Written exercise:
Tell how many lines in the data below hold the string "plain"; give nothing but the number.

--- start ---

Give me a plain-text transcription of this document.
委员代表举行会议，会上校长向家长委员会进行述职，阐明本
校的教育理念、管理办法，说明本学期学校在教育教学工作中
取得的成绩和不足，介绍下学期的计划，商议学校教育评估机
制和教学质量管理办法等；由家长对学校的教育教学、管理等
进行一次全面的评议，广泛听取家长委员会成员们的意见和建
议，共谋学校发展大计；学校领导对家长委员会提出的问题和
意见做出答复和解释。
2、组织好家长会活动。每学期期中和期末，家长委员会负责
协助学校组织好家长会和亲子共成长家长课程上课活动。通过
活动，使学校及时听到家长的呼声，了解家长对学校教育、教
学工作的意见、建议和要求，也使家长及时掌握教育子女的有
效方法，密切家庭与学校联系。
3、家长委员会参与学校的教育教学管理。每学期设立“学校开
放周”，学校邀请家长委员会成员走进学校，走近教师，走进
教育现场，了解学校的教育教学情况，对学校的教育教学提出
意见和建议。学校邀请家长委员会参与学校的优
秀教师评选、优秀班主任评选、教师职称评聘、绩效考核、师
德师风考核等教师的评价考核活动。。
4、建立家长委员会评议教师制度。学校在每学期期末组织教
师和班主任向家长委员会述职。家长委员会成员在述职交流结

--- end ---
--- start ---

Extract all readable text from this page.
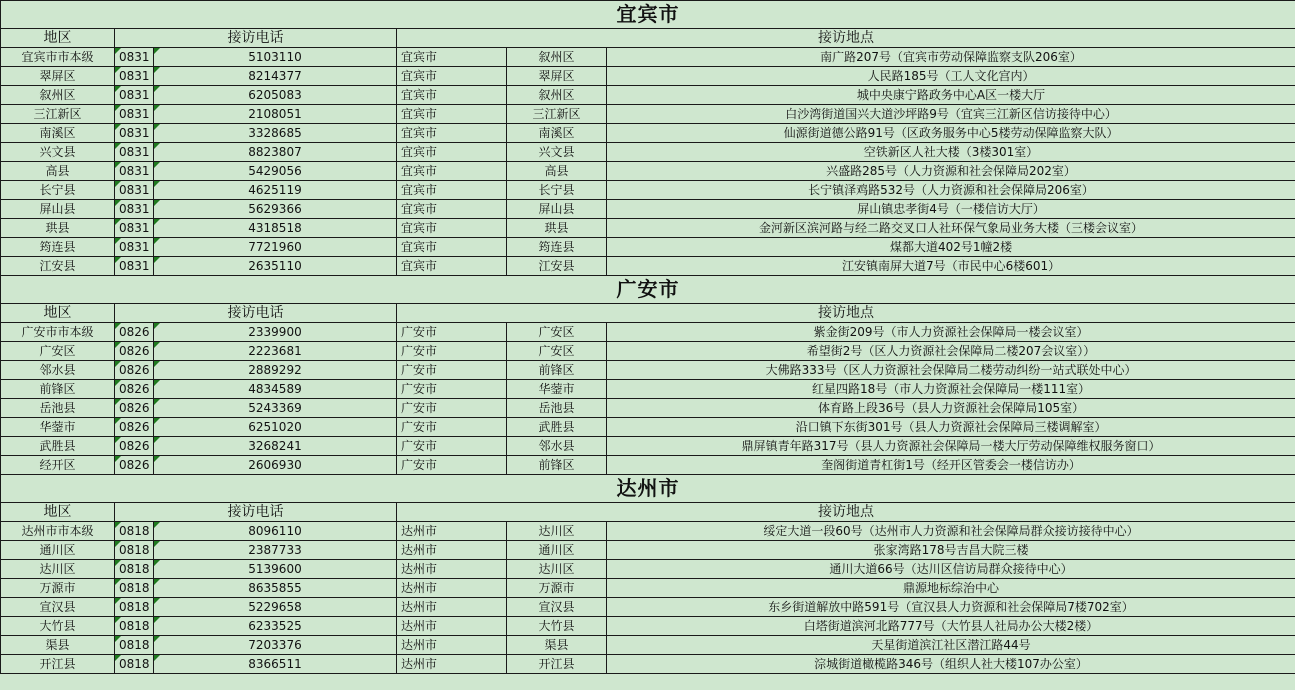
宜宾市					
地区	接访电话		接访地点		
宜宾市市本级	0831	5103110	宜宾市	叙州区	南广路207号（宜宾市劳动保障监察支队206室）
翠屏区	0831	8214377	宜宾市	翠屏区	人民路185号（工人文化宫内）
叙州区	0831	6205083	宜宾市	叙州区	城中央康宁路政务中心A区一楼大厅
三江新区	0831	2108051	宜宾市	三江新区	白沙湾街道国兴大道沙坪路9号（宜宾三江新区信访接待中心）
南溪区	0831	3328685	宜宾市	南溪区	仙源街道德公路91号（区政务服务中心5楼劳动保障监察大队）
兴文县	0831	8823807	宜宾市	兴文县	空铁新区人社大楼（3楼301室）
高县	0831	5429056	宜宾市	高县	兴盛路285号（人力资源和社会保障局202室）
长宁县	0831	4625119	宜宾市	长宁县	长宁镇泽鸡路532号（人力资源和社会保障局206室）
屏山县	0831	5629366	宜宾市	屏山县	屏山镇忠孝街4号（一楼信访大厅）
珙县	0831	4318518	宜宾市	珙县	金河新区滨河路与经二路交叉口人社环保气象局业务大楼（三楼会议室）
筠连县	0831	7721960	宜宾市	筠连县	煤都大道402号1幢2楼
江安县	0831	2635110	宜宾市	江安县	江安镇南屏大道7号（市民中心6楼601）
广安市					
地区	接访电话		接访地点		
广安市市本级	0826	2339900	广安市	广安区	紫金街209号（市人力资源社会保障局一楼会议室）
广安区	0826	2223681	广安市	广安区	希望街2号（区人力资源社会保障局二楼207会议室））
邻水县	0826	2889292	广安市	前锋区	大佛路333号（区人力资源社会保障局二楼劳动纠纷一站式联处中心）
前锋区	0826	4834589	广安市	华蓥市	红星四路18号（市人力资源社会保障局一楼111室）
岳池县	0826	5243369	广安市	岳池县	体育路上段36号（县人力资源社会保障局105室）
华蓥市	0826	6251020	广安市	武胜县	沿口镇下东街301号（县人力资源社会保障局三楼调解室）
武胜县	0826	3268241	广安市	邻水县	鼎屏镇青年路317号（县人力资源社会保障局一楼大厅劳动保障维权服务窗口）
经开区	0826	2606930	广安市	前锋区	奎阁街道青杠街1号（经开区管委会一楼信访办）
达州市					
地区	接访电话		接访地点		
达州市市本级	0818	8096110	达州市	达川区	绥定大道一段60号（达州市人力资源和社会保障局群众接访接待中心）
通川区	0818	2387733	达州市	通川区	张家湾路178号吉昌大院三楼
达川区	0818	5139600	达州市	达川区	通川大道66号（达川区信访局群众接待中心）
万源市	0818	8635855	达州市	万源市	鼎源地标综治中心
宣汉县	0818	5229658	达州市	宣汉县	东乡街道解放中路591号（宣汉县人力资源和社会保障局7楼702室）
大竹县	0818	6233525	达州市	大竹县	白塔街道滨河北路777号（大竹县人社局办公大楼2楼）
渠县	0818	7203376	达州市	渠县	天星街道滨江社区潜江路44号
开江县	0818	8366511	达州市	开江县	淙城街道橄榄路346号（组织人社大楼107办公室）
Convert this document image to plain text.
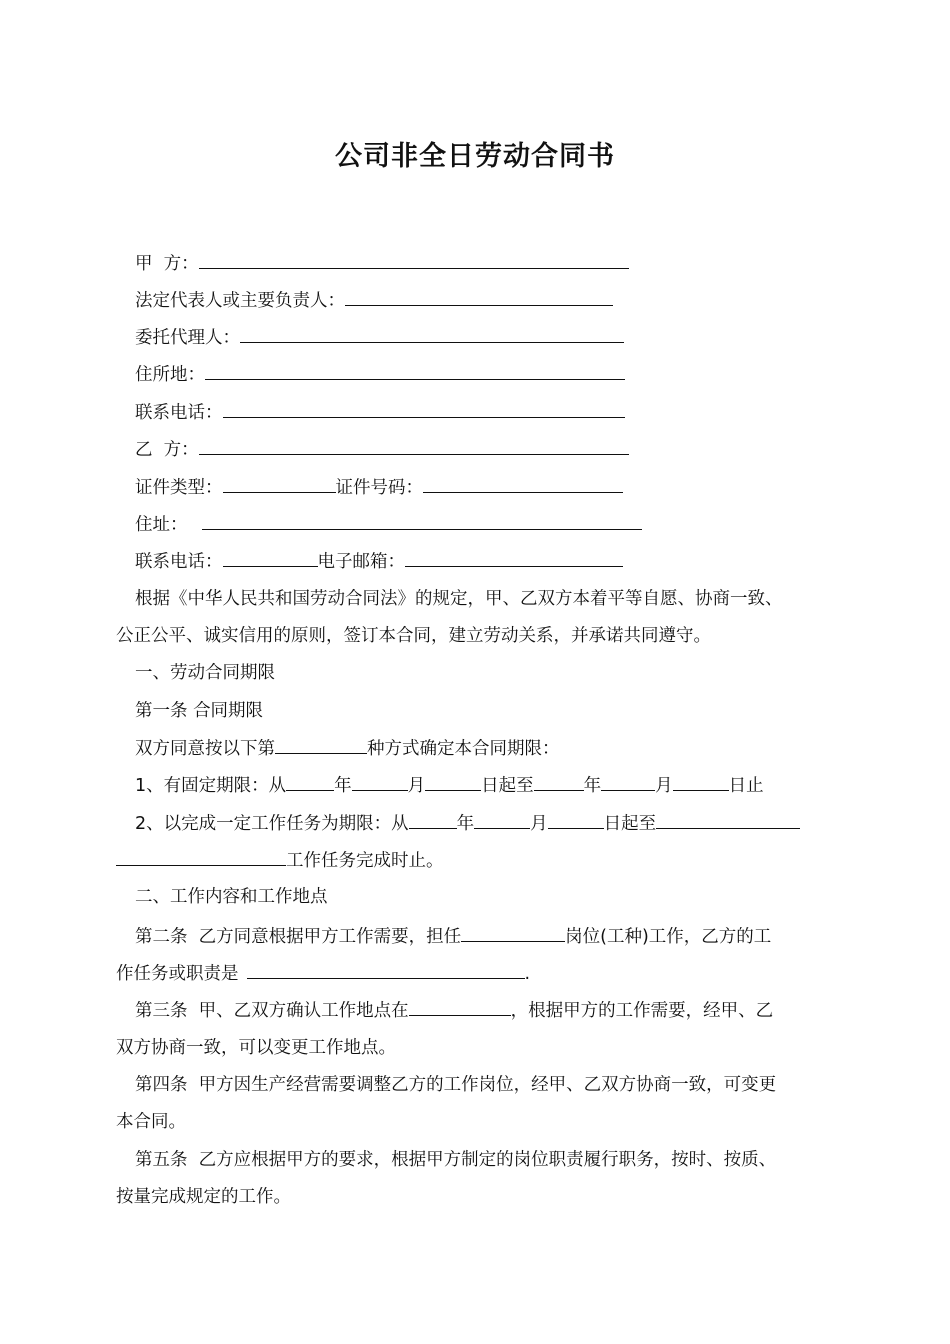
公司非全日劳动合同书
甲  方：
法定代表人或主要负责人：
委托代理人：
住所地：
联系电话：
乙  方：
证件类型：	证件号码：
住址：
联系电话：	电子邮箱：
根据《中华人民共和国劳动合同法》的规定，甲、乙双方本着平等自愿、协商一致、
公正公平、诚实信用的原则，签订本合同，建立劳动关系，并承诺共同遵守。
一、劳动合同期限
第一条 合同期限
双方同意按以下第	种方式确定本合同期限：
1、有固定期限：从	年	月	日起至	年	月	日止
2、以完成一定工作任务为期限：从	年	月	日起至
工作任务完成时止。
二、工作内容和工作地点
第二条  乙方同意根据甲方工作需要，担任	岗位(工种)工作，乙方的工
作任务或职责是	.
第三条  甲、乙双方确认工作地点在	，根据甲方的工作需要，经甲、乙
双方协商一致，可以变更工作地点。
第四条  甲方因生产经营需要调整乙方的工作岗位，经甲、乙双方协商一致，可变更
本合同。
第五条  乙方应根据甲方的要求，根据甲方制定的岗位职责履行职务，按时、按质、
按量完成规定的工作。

--- end ---
--- start ---

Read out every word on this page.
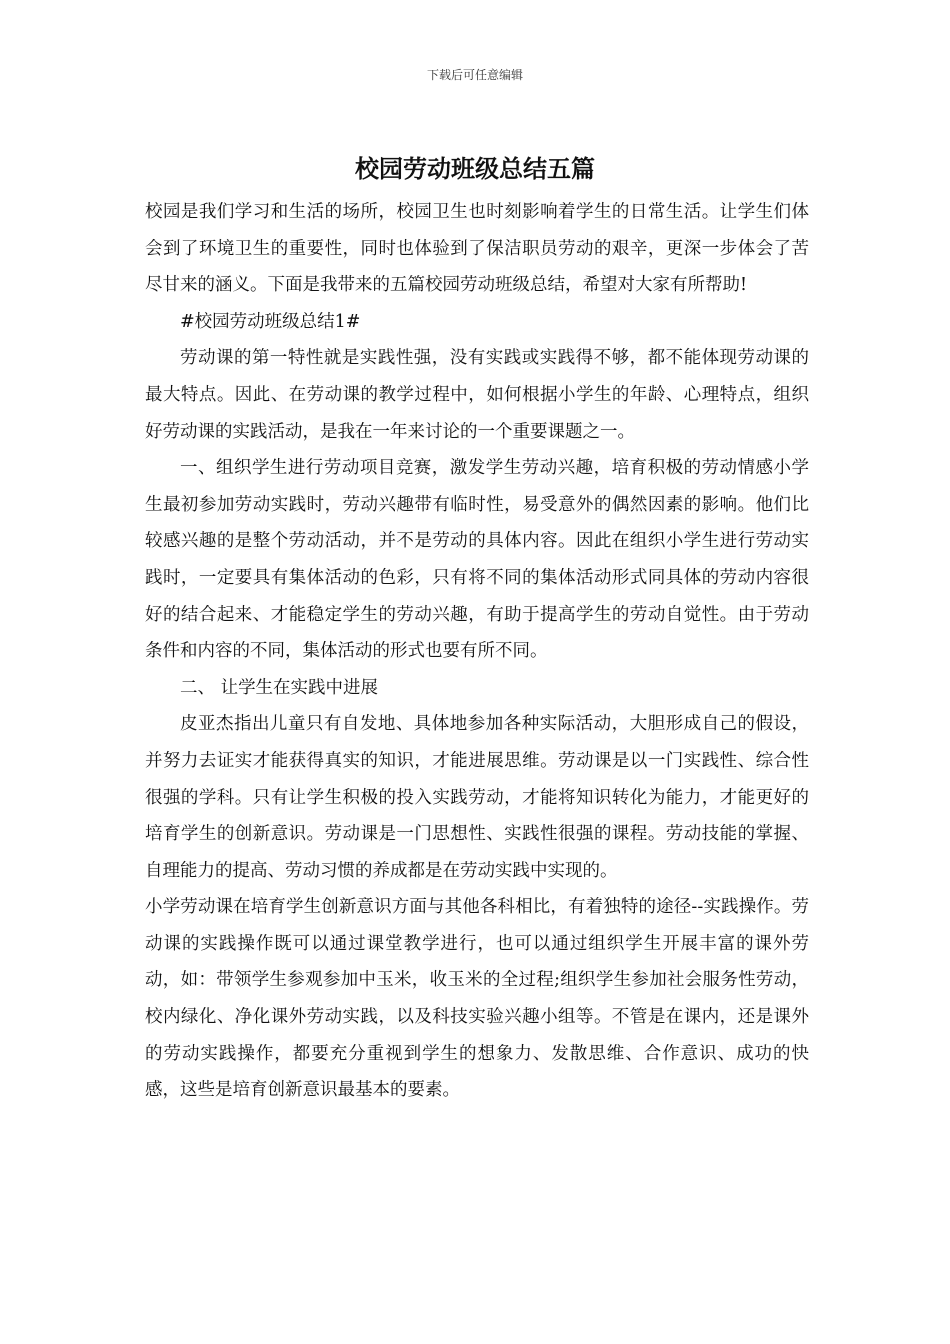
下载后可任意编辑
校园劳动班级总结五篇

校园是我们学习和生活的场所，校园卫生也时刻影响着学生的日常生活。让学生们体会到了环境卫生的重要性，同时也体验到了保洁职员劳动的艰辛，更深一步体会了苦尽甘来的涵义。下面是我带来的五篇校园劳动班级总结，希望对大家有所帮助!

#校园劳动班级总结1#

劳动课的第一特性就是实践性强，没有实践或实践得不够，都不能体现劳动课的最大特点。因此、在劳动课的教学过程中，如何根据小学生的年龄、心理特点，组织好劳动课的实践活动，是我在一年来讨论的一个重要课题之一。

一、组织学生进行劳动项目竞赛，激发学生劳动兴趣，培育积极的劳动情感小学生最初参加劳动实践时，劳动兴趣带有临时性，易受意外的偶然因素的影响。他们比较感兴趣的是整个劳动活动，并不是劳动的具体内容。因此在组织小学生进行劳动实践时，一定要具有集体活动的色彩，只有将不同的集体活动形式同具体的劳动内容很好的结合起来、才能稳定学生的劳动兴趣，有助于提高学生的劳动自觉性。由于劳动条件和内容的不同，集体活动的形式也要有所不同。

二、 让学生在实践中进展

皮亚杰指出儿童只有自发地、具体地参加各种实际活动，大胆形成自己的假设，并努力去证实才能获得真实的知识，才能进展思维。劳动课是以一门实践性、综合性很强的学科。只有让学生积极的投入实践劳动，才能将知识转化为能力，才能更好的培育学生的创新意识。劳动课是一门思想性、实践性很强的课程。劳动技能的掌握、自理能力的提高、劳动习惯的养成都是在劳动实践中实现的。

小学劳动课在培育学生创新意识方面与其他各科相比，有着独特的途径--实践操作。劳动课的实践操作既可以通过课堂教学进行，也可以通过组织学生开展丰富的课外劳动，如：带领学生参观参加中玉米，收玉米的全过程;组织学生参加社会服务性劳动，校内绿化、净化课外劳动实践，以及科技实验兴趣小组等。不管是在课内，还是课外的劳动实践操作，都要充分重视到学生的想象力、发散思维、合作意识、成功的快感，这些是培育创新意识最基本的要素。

--- end ---

Right answer:
2